To do:
Pictures should be excluded; otherwise, copy every entry exactly.

Source data:
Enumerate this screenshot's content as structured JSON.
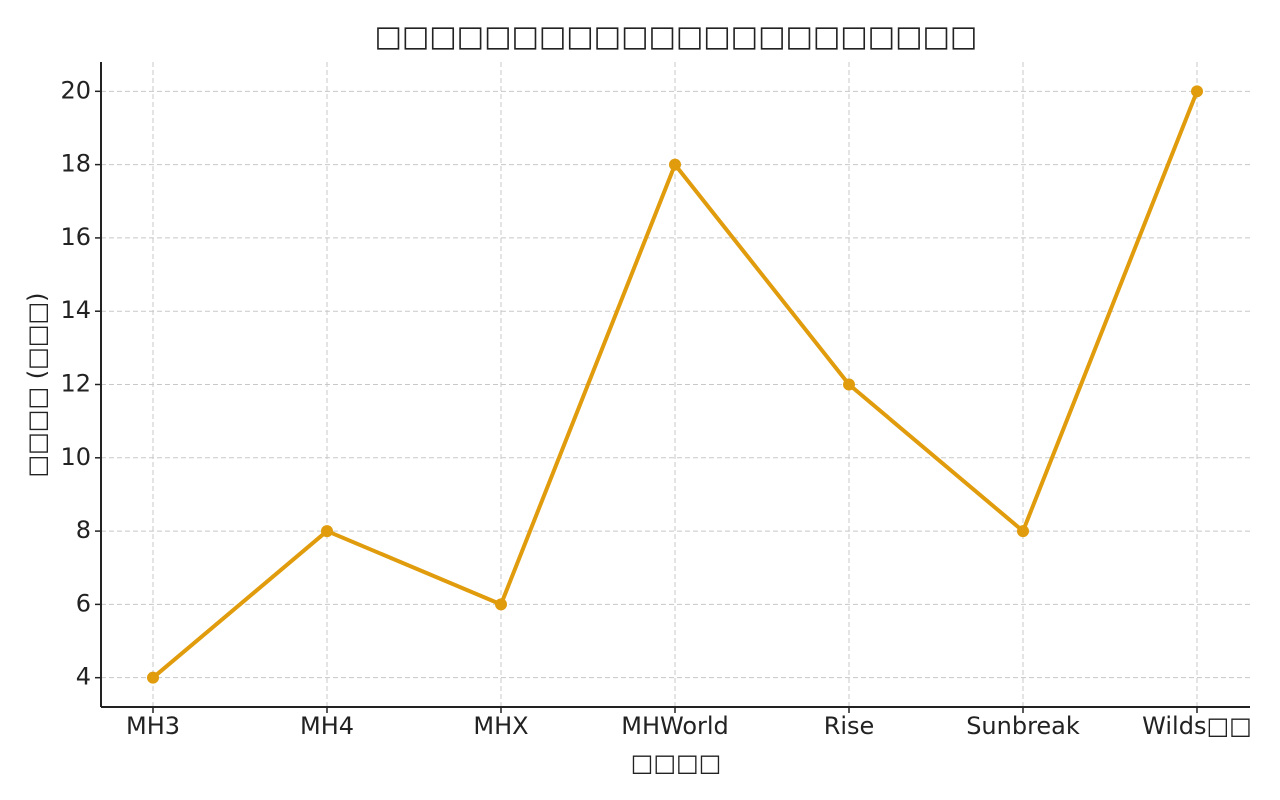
{
  "chart_data": {
    "type": "line",
    "title": "□□□□□□□□□□□□□□□□□□□□□□",
    "x_label": "□□□□",
    "y_label": "□□□□ (□□□)",
    "categories": [
      "MH3",
      "MH4",
      "MHX",
      "MHWorld",
      "Rise",
      "Sunbreak",
      "Wilds□□"
    ],
    "series": [
      {
        "name": "□□□□",
        "color": "#e09c0c",
        "values": [
          4,
          8,
          6,
          18,
          12,
          8,
          20
        ]
      }
    ],
    "ylim": [
      3.2,
      20.8
    ],
    "yticks": [
      4,
      6,
      8,
      10,
      12,
      14,
      16,
      18,
      20
    ],
    "grid": true,
    "legend": false
  }
}
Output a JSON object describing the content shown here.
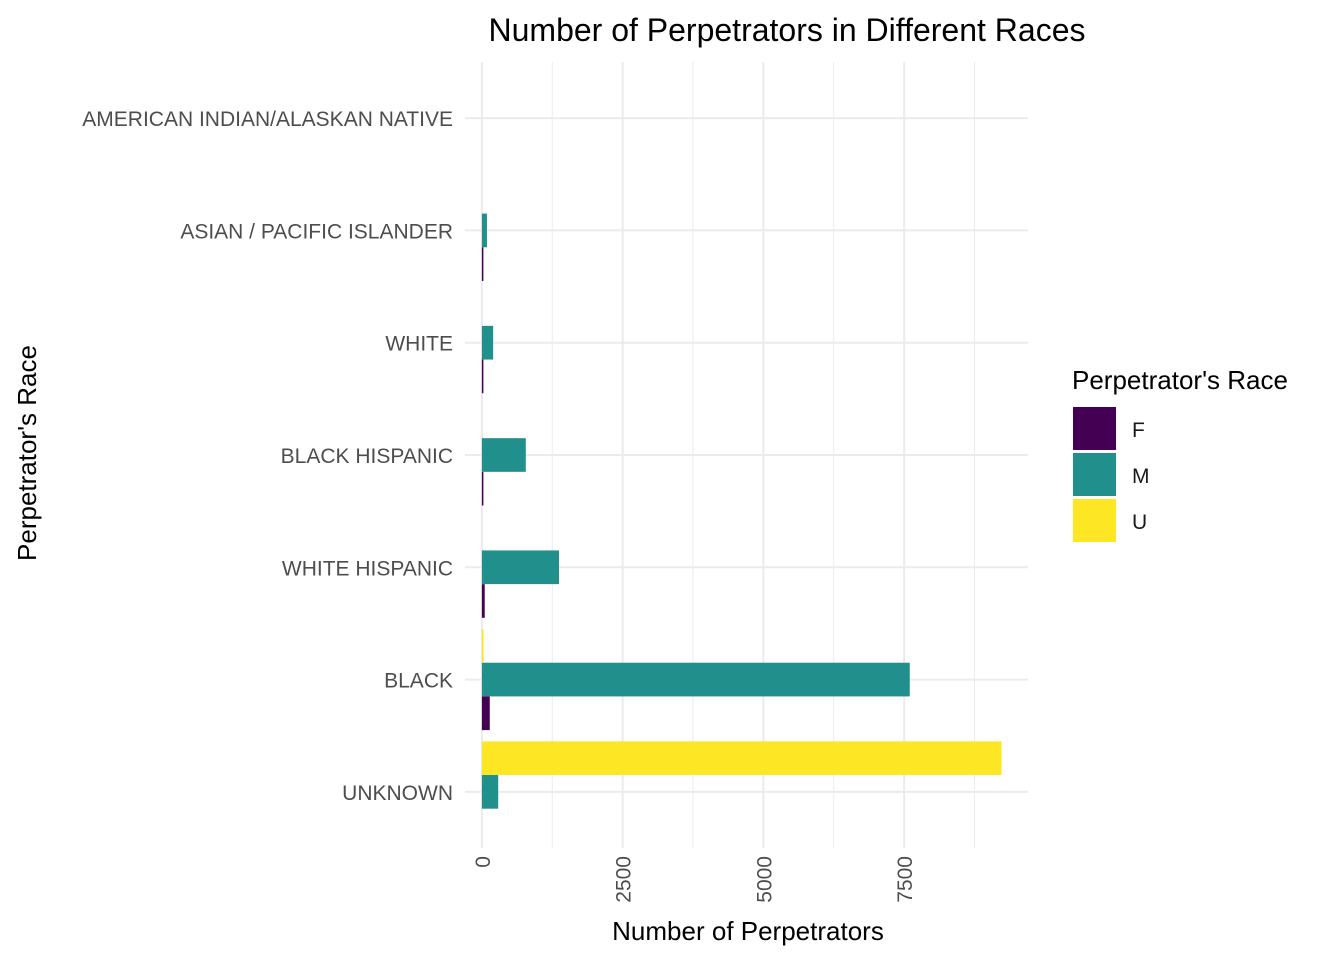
{
  "chart_data": {
    "type": "bar",
    "orientation": "horizontal",
    "title": "Number of Perpetrators in Different Races",
    "xlabel": "Number of Perpetrators",
    "ylabel": "Perpetrator's Race",
    "categories": [
      "AMERICAN INDIAN/ALASKAN NATIVE",
      "ASIAN / PACIFIC ISLANDER",
      "WHITE",
      "BLACK HISPANIC",
      "WHITE HISPANIC",
      "BLACK",
      "UNKNOWN"
    ],
    "series": [
      {
        "name": "F",
        "color": "#440154",
        "values": [
          0,
          3,
          20,
          25,
          50,
          140,
          0
        ]
      },
      {
        "name": "M",
        "color": "#21908C",
        "values": [
          0,
          90,
          200,
          780,
          1370,
          7600,
          290
        ]
      },
      {
        "name": "U",
        "color": "#FDE725",
        "values": [
          0,
          0,
          0,
          0,
          0,
          30,
          9230
        ]
      }
    ],
    "xlim": [
      -300,
      9700
    ],
    "x_ticks": [
      "0",
      "2500",
      "5000",
      "7500"
    ],
    "x_tick_values": [
      0,
      2500,
      5000,
      7500
    ],
    "legend": {
      "title": "Perpetrator's Race",
      "position": "right",
      "entries": [
        "F",
        "M",
        "U"
      ]
    },
    "grid": true
  }
}
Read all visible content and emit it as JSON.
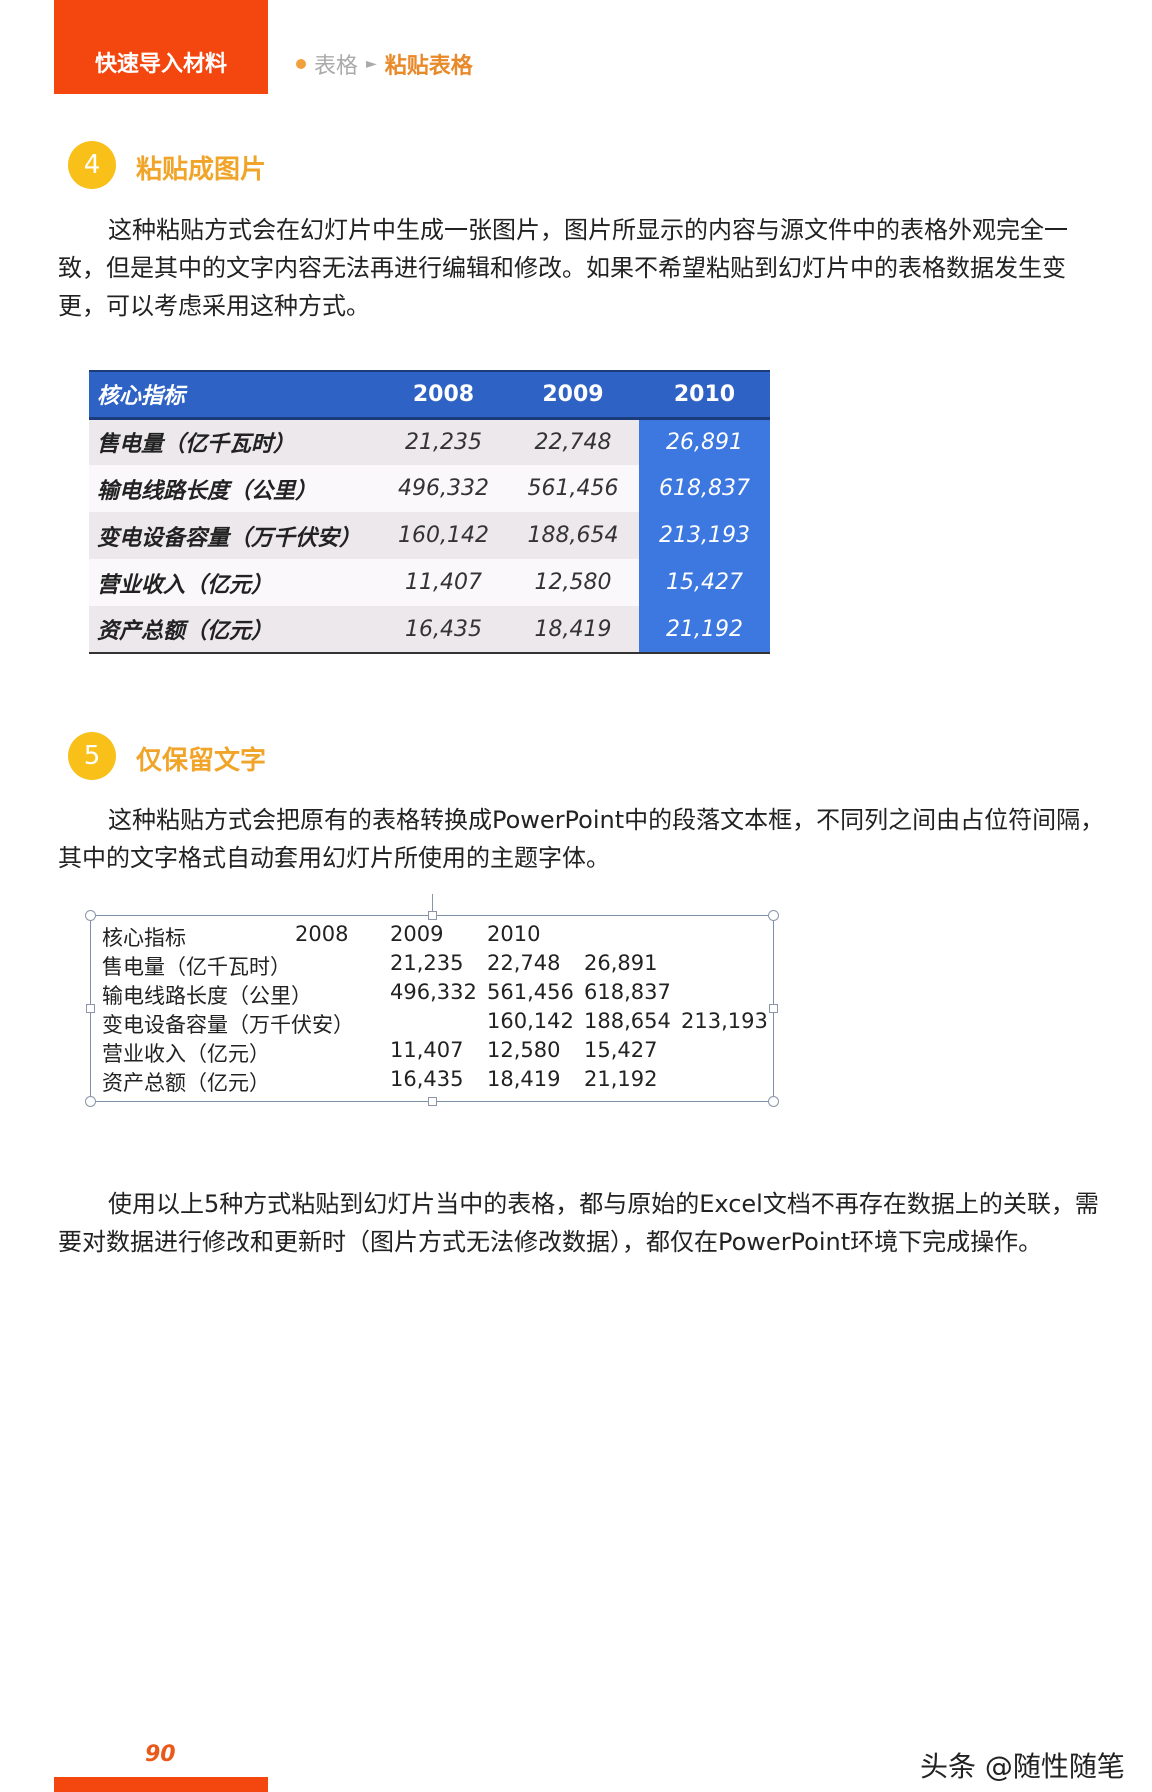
{
  "header": {
    "chapter": "快速导入材料",
    "crumb_parent": "表格",
    "crumb_arrow": "►",
    "crumb_current": "粘贴表格"
  },
  "section4": {
    "number": "4",
    "title": "粘贴成图片",
    "paragraph": "这种粘贴方式会在幻灯片中生成一张图片，图片所显示的内容与源文件中的表格外观完全一致，但是其中的文字内容无法再进行编辑和修改。如果不希望粘贴到幻灯片中的表格数据发生变更，可以考虑采用这种方式。"
  },
  "table": {
    "headers": [
      "核心指标",
      "2008",
      "2009",
      "2010"
    ],
    "rows": [
      [
        "售电量（亿千瓦时）",
        "21,235",
        "22,748",
        "26,891"
      ],
      [
        "输电线路长度（公里）",
        "496,332",
        "561,456",
        "618,837"
      ],
      [
        "变电设备容量（万千伏安）",
        "160,142",
        "188,654",
        "213,193"
      ],
      [
        "营业收入（亿元）",
        "11,407",
        "12,580",
        "15,427"
      ],
      [
        "资产总额（亿元）",
        "16,435",
        "18,419",
        "21,192"
      ]
    ],
    "colors": {
      "header": "#2e62c4",
      "highlight": "#3c78e0"
    }
  },
  "section5": {
    "number": "5",
    "title": "仅保留文字",
    "paragraph": "这种粘贴方式会把原有的表格转换成PowerPoint中的段落文本框，不同列之间由占位符间隔，其中的文字格式自动套用幻灯片所使用的主题字体。"
  },
  "textbox": {
    "lines": [
      [
        "核心指标",
        "2008",
        "2009",
        "2010"
      ],
      [
        "售电量（亿千瓦时）",
        "21,235",
        "22,748",
        "26,891"
      ],
      [
        "输电线路长度（公里）",
        "496,332",
        "561,456",
        "618,837"
      ],
      [
        "变电设备容量（万千伏安）",
        "160,142",
        "188,654",
        "213,193"
      ],
      [
        "营业收入（亿元）",
        "11,407",
        "12,580",
        "15,427"
      ],
      [
        "资产总额（亿元）",
        "16,435",
        "18,419",
        "21,192"
      ]
    ]
  },
  "summary": "使用以上5种方式粘贴到幻灯片当中的表格，都与原始的Excel文档不再存在数据上的关联，需要对数据进行修改和更新时（图片方式无法修改数据），都仅在PowerPoint环境下完成操作。",
  "footer": {
    "page_number": "90",
    "watermark": "头条 @随性随笔"
  },
  "colors": {
    "accent_orange": "#f4470f",
    "section_yellow": "#f8c019"
  }
}
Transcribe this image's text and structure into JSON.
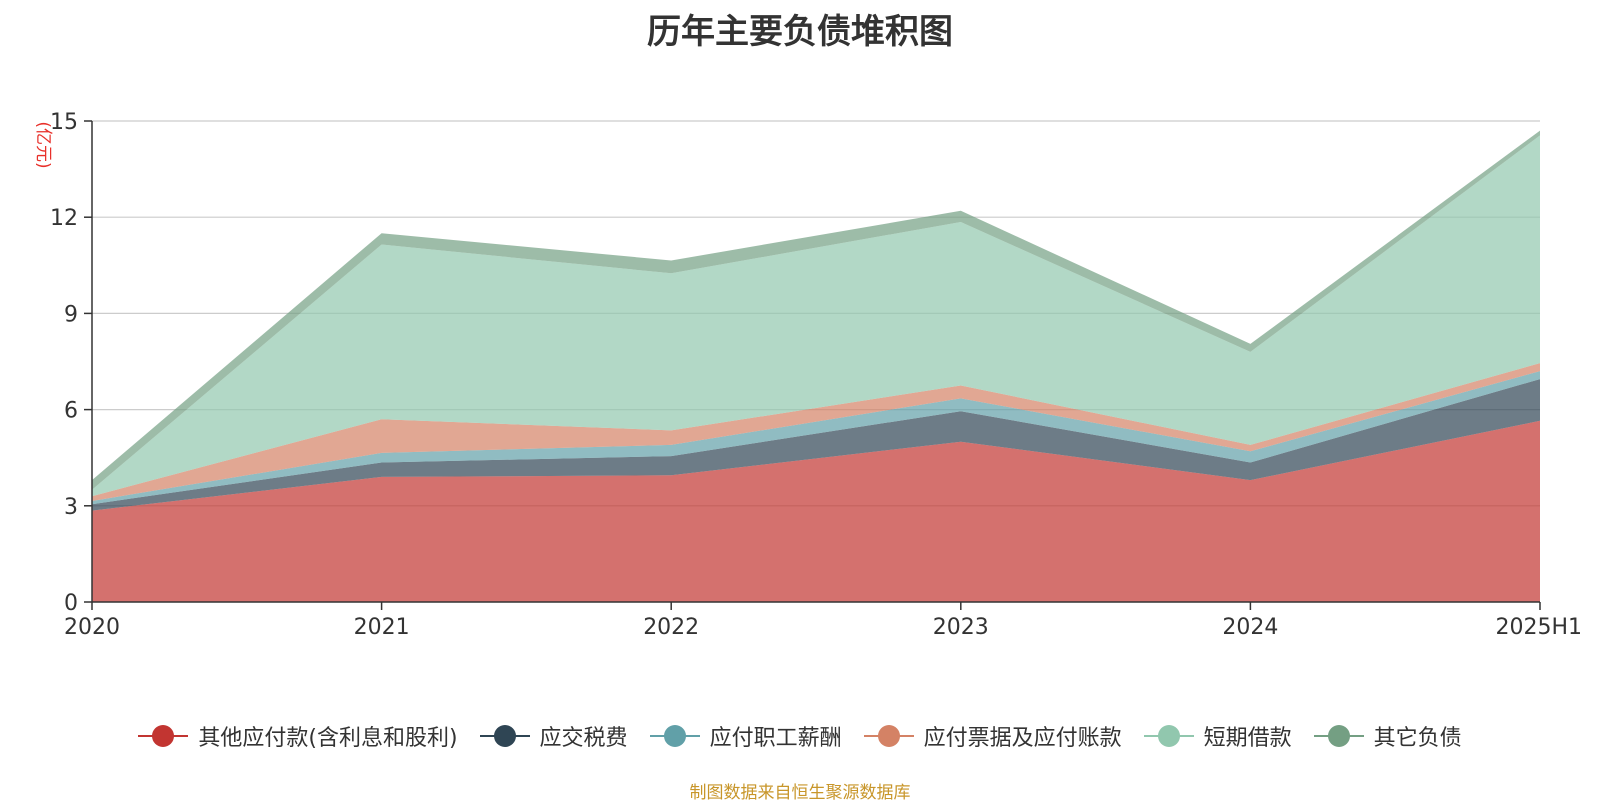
{
  "chart_data": {
    "type": "area",
    "stacked": true,
    "title": "历年主要负债堆积图",
    "ylabel": "(亿元)",
    "xlabel": "",
    "categories": [
      "2020",
      "2021",
      "2022",
      "2023",
      "2024",
      "2025H1"
    ],
    "ylim": [
      0,
      15
    ],
    "yticks": [
      0,
      3,
      6,
      9,
      12,
      15
    ],
    "grid": true,
    "legend_position": "bottom",
    "series": [
      {
        "name": "其他应付款(含利息和股利)",
        "color": "#c23531",
        "values": [
          2.85,
          3.9,
          3.95,
          5.0,
          3.8,
          5.65
        ]
      },
      {
        "name": "应交税费",
        "color": "#2f4554",
        "values": [
          0.2,
          0.45,
          0.6,
          0.95,
          0.55,
          1.3
        ]
      },
      {
        "name": "应付职工薪酬",
        "color": "#61a0a8",
        "values": [
          0.1,
          0.3,
          0.35,
          0.4,
          0.35,
          0.25
        ]
      },
      {
        "name": "应付票据及应付账款",
        "color": "#d48265",
        "values": [
          0.15,
          1.05,
          0.45,
          0.4,
          0.2,
          0.25
        ]
      },
      {
        "name": "短期借款",
        "color": "#91c7ae",
        "values": [
          0.2,
          5.45,
          4.9,
          5.1,
          2.9,
          7.1
        ]
      },
      {
        "name": "其它负债",
        "color": "#749f83",
        "values": [
          0.3,
          0.35,
          0.4,
          0.35,
          0.25,
          0.15
        ]
      }
    ]
  },
  "footer": {
    "source_text": "制图数据来自恒生聚源数据库",
    "source_color": "#c8962a"
  },
  "colors": {
    "axis_label_unit": "#e8302a",
    "axis_line": "#333333",
    "grid_line": "#cccccc",
    "text": "#333333"
  }
}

Completed exercise:
Enumerate this screenshot's content as structured JSON.
{
  "chart_data": {
    "type": "line",
    "title": "□□□□□□□□□□□□□□□□□□□□□□",
    "x_label": "□□□□",
    "y_label": "□□□□ (□□□)",
    "categories": [
      "MH3",
      "MH4",
      "MHX",
      "MHWorld",
      "Rise",
      "Sunbreak",
      "Wilds□□"
    ],
    "series": [
      {
        "name": "□□□□",
        "color": "#e09c0c",
        "values": [
          4,
          8,
          6,
          18,
          12,
          8,
          20
        ]
      }
    ],
    "ylim": [
      3.2,
      20.8
    ],
    "yticks": [
      4,
      6,
      8,
      10,
      12,
      14,
      16,
      18,
      20
    ],
    "grid": true,
    "legend": false
  }
}
Output a JSON object describing the content shown here.
{
  "chart_data": {
    "type": "bar",
    "orientation": "horizontal",
    "title": "Number of Perpetrators in Different Races",
    "xlabel": "Number of Perpetrators",
    "ylabel": "Perpetrator's Race",
    "categories": [
      "AMERICAN INDIAN/ALASKAN NATIVE",
      "ASIAN / PACIFIC ISLANDER",
      "WHITE",
      "BLACK HISPANIC",
      "WHITE HISPANIC",
      "BLACK",
      "UNKNOWN"
    ],
    "series": [
      {
        "name": "F",
        "color": "#440154",
        "values": [
          0,
          3,
          20,
          25,
          50,
          140,
          0
        ]
      },
      {
        "name": "M",
        "color": "#21908C",
        "values": [
          0,
          90,
          200,
          780,
          1370,
          7600,
          290
        ]
      },
      {
        "name": "U",
        "color": "#FDE725",
        "values": [
          0,
          0,
          0,
          0,
          0,
          30,
          9230
        ]
      }
    ],
    "xlim": [
      -300,
      9700
    ],
    "x_ticks": [
      "0",
      "2500",
      "5000",
      "7500"
    ],
    "x_tick_values": [
      0,
      2500,
      5000,
      7500
    ],
    "legend": {
      "title": "Perpetrator's Race",
      "position": "right",
      "entries": [
        "F",
        "M",
        "U"
      ]
    },
    "grid": true
  }
}
Read all visible content and emit it as JSON.
{
  "header": {
    "chapter": "快速导入材料",
    "crumb_parent": "表格",
    "crumb_arrow": "►",
    "crumb_current": "粘贴表格"
  },
  "section4": {
    "number": "4",
    "title": "粘贴成图片",
    "paragraph": "这种粘贴方式会在幻灯片中生成一张图片，图片所显示的内容与源文件中的表格外观完全一致，但是其中的文字内容无法再进行编辑和修改。如果不希望粘贴到幻灯片中的表格数据发生变更，可以考虑采用这种方式。"
  },
  "table": {
    "headers": [
      "核心指标",
      "2008",
      "2009",
      "2010"
    ],
    "rows": [
      [
        "售电量（亿千瓦时）",
        "21,235",
        "22,748",
        "26,891"
      ],
      [
        "输电线路长度（公里）",
        "496,332",
        "561,456",
        "618,837"
      ],
      [
        "变电设备容量（万千伏安）",
        "160,142",
        "188,654",
        "213,193"
      ],
      [
        "营业收入（亿元）",
        "11,407",
        "12,580",
        "15,427"
      ],
      [
        "资产总额（亿元）",
        "16,435",
        "18,419",
        "21,192"
      ]
    ],
    "colors": {
      "header": "#2e62c4",
      "highlight": "#3c78e0"
    }
  },
  "section5": {
    "number": "5",
    "title": "仅保留文字",
    "paragraph": "这种粘贴方式会把原有的表格转换成PowerPoint中的段落文本框，不同列之间由占位符间隔，其中的文字格式自动套用幻灯片所使用的主题字体。"
  },
  "textbox": {
    "lines": [
      [
        "核心指标",
        "2008",
        "2009",
        "2010"
      ],
      [
        "售电量（亿千瓦时）",
        "21,235",
        "22,748",
        "26,891"
      ],
      [
        "输电线路长度（公里）",
        "496,332",
        "561,456",
        "618,837"
      ],
      [
        "变电设备容量（万千伏安）",
        "160,142",
        "188,654",
        "213,193"
      ],
      [
        "营业收入（亿元）",
        "11,407",
        "12,580",
        "15,427"
      ],
      [
        "资产总额（亿元）",
        "16,435",
        "18,419",
        "21,192"
      ]
    ]
  },
  "summary": "使用以上5种方式粘贴到幻灯片当中的表格，都与原始的Excel文档不再存在数据上的关联，需要对数据进行修改和更新时（图片方式无法修改数据），都仅在PowerPoint环境下完成操作。",
  "footer": {
    "page_number": "90",
    "watermark": "头条 @随性随笔"
  },
  "colors": {
    "accent_orange": "#f4470f",
    "section_yellow": "#f8c019"
  }
}
Transcribe this image's text and structure into JSON.
{
  "chart_data": {
    "type": "area",
    "stacked": true,
    "title": "历年主要负债堆积图",
    "ylabel": "(亿元)",
    "xlabel": "",
    "categories": [
      "2020",
      "2021",
      "2022",
      "2023",
      "2024",
      "2025H1"
    ],
    "ylim": [
      0,
      15
    ],
    "yticks": [
      0,
      3,
      6,
      9,
      12,
      15
    ],
    "grid": true,
    "legend_position": "bottom",
    "series": [
      {
        "name": "其他应付款(含利息和股利)",
        "color": "#c23531",
        "values": [
          2.85,
          3.9,
          3.95,
          5.0,
          3.8,
          5.65
        ]
      },
      {
        "name": "应交税费",
        "color": "#2f4554",
        "values": [
          0.2,
          0.45,
          0.6,
          0.95,
          0.55,
          1.3
        ]
      },
      {
        "name": "应付职工薪酬",
        "color": "#61a0a8",
        "values": [
          0.1,
          0.3,
          0.35,
          0.4,
          0.35,
          0.25
        ]
      },
      {
        "name": "应付票据及应付账款",
        "color": "#d48265",
        "values": [
          0.15,
          1.05,
          0.45,
          0.4,
          0.2,
          0.25
        ]
      },
      {
        "name": "短期借款",
        "color": "#91c7ae",
        "values": [
          0.2,
          5.45,
          4.9,
          5.1,
          2.9,
          7.1
        ]
      },
      {
        "name": "其它负债",
        "color": "#749f83",
        "values": [
          0.3,
          0.35,
          0.4,
          0.35,
          0.25,
          0.15
        ]
      }
    ]
  },
  "footer": {
    "source_text": "制图数据来自恒生聚源数据库",
    "source_color": "#c8962a"
  },
  "colors": {
    "axis_label_unit": "#e8302a",
    "axis_line": "#333333",
    "grid_line": "#cccccc",
    "text": "#333333"
  }
}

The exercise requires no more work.